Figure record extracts
▼
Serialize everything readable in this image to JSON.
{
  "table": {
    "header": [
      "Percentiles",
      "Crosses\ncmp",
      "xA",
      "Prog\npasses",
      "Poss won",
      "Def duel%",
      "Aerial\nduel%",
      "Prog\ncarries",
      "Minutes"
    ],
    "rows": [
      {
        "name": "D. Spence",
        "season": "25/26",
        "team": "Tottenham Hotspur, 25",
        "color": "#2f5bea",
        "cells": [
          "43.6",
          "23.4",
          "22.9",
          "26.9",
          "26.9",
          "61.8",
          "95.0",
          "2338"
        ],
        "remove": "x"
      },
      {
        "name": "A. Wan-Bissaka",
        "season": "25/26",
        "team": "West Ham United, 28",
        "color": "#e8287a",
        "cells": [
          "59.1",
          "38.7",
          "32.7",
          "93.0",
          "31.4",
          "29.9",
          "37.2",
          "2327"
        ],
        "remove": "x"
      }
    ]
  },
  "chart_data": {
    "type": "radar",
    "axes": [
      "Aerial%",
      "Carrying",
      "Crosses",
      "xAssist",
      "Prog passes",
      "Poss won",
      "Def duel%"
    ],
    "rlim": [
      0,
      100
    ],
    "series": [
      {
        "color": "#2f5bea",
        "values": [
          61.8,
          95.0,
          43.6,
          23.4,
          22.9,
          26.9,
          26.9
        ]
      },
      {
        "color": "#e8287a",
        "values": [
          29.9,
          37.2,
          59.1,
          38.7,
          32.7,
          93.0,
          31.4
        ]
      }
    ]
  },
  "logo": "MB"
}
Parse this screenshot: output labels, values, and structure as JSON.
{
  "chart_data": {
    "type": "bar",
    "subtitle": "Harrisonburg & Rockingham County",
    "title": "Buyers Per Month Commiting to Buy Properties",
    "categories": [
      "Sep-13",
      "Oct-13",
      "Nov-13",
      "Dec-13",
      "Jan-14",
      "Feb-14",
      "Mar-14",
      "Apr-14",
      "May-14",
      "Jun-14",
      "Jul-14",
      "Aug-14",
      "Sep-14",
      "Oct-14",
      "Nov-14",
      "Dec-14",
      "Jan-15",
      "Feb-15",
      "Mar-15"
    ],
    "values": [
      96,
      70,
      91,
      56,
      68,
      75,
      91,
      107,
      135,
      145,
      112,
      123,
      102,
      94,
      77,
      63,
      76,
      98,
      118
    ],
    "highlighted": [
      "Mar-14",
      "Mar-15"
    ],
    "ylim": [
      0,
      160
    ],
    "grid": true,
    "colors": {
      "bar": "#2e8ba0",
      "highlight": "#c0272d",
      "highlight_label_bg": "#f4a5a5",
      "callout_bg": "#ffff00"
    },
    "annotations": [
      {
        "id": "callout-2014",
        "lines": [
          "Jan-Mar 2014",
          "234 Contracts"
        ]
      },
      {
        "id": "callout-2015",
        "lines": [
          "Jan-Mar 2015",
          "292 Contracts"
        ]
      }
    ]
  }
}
▲
> **WHAT IS ASKED**
Using the material above, extract the line that contains "Parse this screenshot: output" and every line after it, exactly as given; stop at the last line.

> **ANSWER TO THIS PROBLEM**
Parse this screenshot: output labels, values, and structure as JSON.
{
  "chart_data": {
    "type": "bar",
    "subtitle": "Harrisonburg & Rockingham County",
    "title": "Buyers Per Month Commiting to Buy Properties",
    "categories": [
      "Sep-13",
      "Oct-13",
      "Nov-13",
      "Dec-13",
      "Jan-14",
      "Feb-14",
      "Mar-14",
      "Apr-14",
      "May-14",
      "Jun-14",
      "Jul-14",
      "Aug-14",
      "Sep-14",
      "Oct-14",
      "Nov-14",
      "Dec-14",
      "Jan-15",
      "Feb-15",
      "Mar-15"
    ],
    "values": [
      96,
      70,
      91,
      56,
      68,
      75,
      91,
      107,
      135,
      145,
      112,
      123,
      102,
      94,
      77,
      63,
      76,
      98,
      118
    ],
    "highlighted": [
      "Mar-14",
      "Mar-15"
    ],
    "ylim": [
      0,
      160
    ],
    "grid": true,
    "colors": {
      "bar": "#2e8ba0",
      "highlight": "#c0272d",
      "highlight_label_bg": "#f4a5a5",
      "callout_bg": "#ffff00"
    },
    "annotations": [
      {
        "id": "callout-2014",
        "lines": [
          "Jan-Mar 2014",
          "234 Contracts"
        ]
      },
      {
        "id": "callout-2015",
        "lines": [
          "Jan-Mar 2015",
          "292 Contracts"
        ]
      }
    ]
  }
}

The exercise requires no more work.